§ **Your task**
Below are the entries; output exactly the lines from the one containing "Extract all readable text from this page." through the final line, inclusive.

--- begin Items ---

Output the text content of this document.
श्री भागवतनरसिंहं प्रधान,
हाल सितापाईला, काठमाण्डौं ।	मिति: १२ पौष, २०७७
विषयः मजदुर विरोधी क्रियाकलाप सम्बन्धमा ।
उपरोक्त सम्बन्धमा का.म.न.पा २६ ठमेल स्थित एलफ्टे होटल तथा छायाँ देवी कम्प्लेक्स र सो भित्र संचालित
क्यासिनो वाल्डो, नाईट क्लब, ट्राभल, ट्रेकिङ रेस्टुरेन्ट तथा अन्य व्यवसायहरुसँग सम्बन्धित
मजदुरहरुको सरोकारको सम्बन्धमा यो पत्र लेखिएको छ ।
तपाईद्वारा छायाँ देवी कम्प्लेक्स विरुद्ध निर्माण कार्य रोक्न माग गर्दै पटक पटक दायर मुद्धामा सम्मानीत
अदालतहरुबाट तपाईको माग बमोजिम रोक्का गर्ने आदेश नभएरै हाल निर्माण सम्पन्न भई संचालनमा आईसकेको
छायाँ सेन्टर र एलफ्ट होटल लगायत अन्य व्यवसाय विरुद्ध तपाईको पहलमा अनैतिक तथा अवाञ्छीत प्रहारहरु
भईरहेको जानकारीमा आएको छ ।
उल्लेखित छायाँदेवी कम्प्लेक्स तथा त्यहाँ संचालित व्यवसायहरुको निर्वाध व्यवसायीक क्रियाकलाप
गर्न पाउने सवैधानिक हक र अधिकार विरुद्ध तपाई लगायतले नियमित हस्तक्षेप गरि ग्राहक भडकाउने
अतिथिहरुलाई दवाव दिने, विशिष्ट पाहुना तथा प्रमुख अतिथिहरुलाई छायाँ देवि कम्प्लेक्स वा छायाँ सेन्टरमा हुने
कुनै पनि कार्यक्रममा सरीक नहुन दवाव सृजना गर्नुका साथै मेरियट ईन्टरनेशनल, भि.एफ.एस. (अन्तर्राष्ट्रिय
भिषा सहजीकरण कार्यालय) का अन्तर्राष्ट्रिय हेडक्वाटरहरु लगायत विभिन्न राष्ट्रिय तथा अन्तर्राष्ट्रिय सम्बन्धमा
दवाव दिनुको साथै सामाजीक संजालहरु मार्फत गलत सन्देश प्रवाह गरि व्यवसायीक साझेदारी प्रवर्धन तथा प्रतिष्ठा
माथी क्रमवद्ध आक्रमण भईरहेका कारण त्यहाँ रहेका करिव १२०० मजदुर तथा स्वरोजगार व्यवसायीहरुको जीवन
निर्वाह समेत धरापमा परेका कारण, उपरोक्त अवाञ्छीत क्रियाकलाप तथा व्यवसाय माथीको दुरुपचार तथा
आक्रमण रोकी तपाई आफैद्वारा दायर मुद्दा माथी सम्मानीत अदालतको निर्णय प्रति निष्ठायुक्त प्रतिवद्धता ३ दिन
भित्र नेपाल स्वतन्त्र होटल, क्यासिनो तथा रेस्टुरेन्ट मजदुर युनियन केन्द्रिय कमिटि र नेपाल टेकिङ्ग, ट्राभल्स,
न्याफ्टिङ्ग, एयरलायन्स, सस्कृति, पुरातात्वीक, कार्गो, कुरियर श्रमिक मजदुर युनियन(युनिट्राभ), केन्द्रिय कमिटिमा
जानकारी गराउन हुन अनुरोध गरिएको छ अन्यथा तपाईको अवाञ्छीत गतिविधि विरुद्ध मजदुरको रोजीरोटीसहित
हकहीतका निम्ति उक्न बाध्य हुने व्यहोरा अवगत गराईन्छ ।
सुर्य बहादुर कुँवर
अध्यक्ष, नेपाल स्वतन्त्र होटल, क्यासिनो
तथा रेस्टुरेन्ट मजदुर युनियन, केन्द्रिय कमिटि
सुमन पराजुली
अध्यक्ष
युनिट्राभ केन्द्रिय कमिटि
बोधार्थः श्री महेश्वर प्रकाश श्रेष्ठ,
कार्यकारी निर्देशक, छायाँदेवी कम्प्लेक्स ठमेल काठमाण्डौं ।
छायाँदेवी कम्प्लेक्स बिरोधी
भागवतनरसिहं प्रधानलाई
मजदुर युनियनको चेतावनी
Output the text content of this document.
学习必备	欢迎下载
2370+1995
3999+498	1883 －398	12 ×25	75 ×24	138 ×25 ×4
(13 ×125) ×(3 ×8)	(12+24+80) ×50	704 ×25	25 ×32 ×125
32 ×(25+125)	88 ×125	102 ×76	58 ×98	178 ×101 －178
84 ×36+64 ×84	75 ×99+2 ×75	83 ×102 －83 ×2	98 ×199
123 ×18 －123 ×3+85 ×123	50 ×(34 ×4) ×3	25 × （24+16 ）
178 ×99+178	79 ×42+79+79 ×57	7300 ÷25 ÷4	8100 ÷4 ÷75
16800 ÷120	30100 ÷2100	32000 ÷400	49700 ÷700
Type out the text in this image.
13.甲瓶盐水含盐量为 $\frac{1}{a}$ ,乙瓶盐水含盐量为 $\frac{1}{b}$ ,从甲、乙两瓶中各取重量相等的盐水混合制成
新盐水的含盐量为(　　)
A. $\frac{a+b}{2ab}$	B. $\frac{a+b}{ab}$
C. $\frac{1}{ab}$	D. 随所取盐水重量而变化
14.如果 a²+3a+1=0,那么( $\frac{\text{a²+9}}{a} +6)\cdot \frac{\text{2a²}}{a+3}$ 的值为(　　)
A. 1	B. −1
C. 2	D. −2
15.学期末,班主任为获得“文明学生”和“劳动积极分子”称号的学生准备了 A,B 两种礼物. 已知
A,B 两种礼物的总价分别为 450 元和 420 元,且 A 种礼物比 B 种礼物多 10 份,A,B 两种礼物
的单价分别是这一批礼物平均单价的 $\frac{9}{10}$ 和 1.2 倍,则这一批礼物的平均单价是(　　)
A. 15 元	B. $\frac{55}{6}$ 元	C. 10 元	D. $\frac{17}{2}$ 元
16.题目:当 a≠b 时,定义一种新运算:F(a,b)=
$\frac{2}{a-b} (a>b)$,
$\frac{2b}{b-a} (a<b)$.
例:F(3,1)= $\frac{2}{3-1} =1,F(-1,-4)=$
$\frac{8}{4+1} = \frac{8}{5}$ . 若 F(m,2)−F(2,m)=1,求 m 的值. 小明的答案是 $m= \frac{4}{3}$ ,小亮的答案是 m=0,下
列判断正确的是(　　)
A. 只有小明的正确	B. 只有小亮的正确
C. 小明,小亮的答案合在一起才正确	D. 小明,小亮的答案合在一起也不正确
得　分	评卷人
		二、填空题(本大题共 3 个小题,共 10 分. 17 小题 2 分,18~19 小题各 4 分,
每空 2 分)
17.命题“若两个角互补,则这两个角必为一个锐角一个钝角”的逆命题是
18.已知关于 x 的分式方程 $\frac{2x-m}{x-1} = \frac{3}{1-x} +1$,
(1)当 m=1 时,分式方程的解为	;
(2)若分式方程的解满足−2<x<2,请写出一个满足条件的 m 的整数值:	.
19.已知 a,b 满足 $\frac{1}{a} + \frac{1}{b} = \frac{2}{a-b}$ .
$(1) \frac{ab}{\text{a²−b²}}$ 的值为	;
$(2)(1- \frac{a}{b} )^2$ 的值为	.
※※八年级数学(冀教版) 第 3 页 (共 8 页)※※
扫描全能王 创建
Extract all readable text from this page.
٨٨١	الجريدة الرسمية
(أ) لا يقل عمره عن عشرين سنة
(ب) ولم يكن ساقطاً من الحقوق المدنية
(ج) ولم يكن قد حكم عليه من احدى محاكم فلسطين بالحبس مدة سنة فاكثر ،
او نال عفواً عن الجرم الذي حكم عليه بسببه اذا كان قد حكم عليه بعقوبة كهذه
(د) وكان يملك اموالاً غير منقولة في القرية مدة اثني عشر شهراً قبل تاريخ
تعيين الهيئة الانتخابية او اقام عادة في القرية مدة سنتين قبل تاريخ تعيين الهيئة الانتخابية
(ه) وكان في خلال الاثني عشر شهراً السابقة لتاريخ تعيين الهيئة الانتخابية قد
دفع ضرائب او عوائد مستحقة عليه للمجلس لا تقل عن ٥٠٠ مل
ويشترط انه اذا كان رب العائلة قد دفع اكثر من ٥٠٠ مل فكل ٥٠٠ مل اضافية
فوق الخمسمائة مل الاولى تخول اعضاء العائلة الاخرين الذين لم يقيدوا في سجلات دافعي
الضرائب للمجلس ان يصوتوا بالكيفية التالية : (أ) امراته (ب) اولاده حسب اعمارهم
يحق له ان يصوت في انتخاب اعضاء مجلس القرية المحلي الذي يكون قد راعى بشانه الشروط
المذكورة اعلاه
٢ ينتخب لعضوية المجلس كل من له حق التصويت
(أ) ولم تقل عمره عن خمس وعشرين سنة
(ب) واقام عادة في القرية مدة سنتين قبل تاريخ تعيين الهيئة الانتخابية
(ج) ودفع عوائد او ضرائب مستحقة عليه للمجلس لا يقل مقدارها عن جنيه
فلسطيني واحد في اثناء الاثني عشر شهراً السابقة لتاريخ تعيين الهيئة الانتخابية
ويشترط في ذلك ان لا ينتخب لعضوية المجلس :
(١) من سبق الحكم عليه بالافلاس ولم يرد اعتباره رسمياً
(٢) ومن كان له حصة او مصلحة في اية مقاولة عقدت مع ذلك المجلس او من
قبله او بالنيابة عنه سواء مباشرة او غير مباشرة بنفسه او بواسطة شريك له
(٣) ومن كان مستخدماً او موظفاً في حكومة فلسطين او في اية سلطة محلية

--- end Items ---

§ **The response**
Extract all readable text from this page.
٨٨١	الجريدة الرسمية
(أ) لا يقل عمره عن عشرين سنة
(ب) ولم يكن ساقطاً من الحقوق المدنية
(ج) ولم يكن قد حكم عليه من احدى محاكم فلسطين بالحبس مدة سنة فاكثر ،
او نال عفواً عن الجرم الذي حكم عليه بسببه اذا كان قد حكم عليه بعقوبة كهذه
(د) وكان يملك اموالاً غير منقولة في القرية مدة اثني عشر شهراً قبل تاريخ
تعيين الهيئة الانتخابية او اقام عادة في القرية مدة سنتين قبل تاريخ تعيين الهيئة الانتخابية
(ه) وكان في خلال الاثني عشر شهراً السابقة لتاريخ تعيين الهيئة الانتخابية قد
دفع ضرائب او عوائد مستحقة عليه للمجلس لا تقل عن ٥٠٠ مل
ويشترط انه اذا كان رب العائلة قد دفع اكثر من ٥٠٠ مل فكل ٥٠٠ مل اضافية
فوق الخمسمائة مل الاولى تخول اعضاء العائلة الاخرين الذين لم يقيدوا في سجلات دافعي
الضرائب للمجلس ان يصوتوا بالكيفية التالية : (أ) امراته (ب) اولاده حسب اعمارهم
يحق له ان يصوت في انتخاب اعضاء مجلس القرية المحلي الذي يكون قد راعى بشانه الشروط
المذكورة اعلاه
٢ ينتخب لعضوية المجلس كل من له حق التصويت
(أ) ولم تقل عمره عن خمس وعشرين سنة
(ب) واقام عادة في القرية مدة سنتين قبل تاريخ تعيين الهيئة الانتخابية
(ج) ودفع عوائد او ضرائب مستحقة عليه للمجلس لا يقل مقدارها عن جنيه
فلسطيني واحد في اثناء الاثني عشر شهراً السابقة لتاريخ تعيين الهيئة الانتخابية
ويشترط في ذلك ان لا ينتخب لعضوية المجلس :
(١) من سبق الحكم عليه بالافلاس ولم يرد اعتباره رسمياً
(٢) ومن كان له حصة او مصلحة في اية مقاولة عقدت مع ذلك المجلس او من
قبله او بالنيابة عنه سواء مباشرة او غير مباشرة بنفسه او بواسطة شريك له
(٣) ومن كان مستخدماً او موظفاً في حكومة فلسطين او في اية سلطة محلية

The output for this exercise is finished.